### [Your goal]
Across the entries, how many lines have the string "ylabel" in them? Reply with only a number.

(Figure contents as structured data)
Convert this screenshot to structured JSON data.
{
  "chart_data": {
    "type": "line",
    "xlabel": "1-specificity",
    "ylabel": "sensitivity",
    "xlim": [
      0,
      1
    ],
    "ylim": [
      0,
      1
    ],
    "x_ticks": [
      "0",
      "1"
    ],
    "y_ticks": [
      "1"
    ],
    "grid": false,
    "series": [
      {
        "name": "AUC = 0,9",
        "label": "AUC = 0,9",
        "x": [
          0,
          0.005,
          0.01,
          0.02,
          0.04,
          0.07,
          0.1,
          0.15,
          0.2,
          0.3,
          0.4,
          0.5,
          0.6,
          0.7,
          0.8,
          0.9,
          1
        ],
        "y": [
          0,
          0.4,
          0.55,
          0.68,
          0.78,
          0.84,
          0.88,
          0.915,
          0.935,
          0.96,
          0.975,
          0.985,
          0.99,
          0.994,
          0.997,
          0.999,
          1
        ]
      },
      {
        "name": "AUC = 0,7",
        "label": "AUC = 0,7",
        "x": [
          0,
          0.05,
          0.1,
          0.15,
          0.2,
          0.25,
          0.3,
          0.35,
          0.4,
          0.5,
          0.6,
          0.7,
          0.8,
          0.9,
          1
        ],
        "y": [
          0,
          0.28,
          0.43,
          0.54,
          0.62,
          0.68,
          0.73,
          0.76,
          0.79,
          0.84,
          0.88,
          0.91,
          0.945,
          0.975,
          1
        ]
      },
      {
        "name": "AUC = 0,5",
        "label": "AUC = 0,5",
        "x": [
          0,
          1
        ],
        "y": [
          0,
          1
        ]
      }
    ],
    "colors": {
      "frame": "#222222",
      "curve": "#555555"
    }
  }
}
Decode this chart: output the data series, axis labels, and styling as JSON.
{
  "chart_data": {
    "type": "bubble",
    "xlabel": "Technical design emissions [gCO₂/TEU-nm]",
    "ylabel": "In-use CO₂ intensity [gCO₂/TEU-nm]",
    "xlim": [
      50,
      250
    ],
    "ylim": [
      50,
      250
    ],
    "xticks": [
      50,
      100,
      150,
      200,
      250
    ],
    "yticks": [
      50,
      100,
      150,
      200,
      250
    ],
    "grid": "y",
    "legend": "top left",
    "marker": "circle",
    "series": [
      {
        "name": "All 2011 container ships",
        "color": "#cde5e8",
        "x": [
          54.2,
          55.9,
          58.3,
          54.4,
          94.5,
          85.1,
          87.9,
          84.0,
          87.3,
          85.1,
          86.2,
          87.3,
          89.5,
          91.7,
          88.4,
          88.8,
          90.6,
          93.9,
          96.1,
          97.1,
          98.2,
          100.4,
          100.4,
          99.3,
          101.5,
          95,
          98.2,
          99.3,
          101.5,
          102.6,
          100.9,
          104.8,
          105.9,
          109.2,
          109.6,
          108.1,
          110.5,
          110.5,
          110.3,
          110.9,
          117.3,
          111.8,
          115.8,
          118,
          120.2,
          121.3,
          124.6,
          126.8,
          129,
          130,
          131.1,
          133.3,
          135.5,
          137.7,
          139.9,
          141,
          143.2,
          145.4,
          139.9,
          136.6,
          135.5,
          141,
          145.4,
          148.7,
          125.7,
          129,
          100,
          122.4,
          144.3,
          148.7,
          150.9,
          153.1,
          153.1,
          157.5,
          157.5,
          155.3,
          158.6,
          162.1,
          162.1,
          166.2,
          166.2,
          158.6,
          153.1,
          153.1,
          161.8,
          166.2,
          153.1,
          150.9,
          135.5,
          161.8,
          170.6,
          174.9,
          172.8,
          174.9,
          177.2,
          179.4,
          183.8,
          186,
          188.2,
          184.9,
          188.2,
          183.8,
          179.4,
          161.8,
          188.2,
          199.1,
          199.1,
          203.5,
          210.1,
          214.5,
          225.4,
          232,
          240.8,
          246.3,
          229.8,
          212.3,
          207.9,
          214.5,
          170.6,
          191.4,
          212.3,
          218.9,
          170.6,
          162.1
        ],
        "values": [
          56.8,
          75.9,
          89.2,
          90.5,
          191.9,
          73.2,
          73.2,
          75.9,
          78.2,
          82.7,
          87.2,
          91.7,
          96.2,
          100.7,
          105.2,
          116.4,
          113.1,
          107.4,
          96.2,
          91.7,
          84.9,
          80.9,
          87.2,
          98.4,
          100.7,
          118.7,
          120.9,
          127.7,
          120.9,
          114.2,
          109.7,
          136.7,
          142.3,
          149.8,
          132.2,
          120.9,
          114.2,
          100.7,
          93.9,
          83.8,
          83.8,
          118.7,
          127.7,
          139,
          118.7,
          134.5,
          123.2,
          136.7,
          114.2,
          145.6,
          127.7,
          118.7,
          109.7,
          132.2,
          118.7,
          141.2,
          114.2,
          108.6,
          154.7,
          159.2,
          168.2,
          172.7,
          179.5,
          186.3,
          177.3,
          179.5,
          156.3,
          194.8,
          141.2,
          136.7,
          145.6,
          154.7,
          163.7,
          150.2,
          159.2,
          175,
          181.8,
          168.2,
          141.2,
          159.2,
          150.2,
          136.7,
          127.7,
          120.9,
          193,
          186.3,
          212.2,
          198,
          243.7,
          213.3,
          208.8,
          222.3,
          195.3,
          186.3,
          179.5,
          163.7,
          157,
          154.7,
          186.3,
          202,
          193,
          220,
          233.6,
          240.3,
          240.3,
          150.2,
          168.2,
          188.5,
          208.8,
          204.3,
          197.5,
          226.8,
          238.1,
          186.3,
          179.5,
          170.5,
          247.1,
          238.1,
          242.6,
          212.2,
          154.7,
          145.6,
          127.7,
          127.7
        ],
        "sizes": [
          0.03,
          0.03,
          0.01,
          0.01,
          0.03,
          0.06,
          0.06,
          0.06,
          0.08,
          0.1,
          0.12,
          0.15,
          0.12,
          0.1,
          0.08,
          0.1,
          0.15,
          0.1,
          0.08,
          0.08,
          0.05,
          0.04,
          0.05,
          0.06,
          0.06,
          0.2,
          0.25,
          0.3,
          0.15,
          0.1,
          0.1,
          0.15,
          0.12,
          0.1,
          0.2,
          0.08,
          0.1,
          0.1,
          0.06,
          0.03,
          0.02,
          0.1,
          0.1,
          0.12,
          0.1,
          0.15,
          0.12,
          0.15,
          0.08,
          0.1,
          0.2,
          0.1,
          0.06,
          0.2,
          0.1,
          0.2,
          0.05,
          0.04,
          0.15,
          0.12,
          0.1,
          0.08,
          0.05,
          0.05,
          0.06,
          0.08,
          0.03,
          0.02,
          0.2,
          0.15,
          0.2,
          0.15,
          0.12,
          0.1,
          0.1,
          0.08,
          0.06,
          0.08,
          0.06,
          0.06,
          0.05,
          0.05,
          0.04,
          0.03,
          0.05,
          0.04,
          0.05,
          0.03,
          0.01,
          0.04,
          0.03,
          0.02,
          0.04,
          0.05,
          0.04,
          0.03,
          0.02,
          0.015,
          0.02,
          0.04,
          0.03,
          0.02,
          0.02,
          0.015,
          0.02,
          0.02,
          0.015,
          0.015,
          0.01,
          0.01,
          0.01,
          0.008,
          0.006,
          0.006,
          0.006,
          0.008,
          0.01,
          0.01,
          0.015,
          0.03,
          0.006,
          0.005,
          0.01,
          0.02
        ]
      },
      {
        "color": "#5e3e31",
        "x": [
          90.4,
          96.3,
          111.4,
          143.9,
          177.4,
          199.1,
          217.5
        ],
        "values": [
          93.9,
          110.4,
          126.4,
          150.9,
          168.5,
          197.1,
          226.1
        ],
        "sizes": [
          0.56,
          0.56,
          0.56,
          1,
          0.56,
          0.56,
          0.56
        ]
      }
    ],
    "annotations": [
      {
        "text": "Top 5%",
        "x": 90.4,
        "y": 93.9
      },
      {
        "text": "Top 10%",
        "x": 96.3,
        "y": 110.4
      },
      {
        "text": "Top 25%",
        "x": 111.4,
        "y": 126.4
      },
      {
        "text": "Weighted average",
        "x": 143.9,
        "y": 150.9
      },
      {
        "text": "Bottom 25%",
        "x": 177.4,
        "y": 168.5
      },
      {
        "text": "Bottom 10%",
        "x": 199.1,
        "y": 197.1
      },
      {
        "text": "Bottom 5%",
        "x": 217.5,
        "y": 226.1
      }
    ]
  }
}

### [Finished answer]
2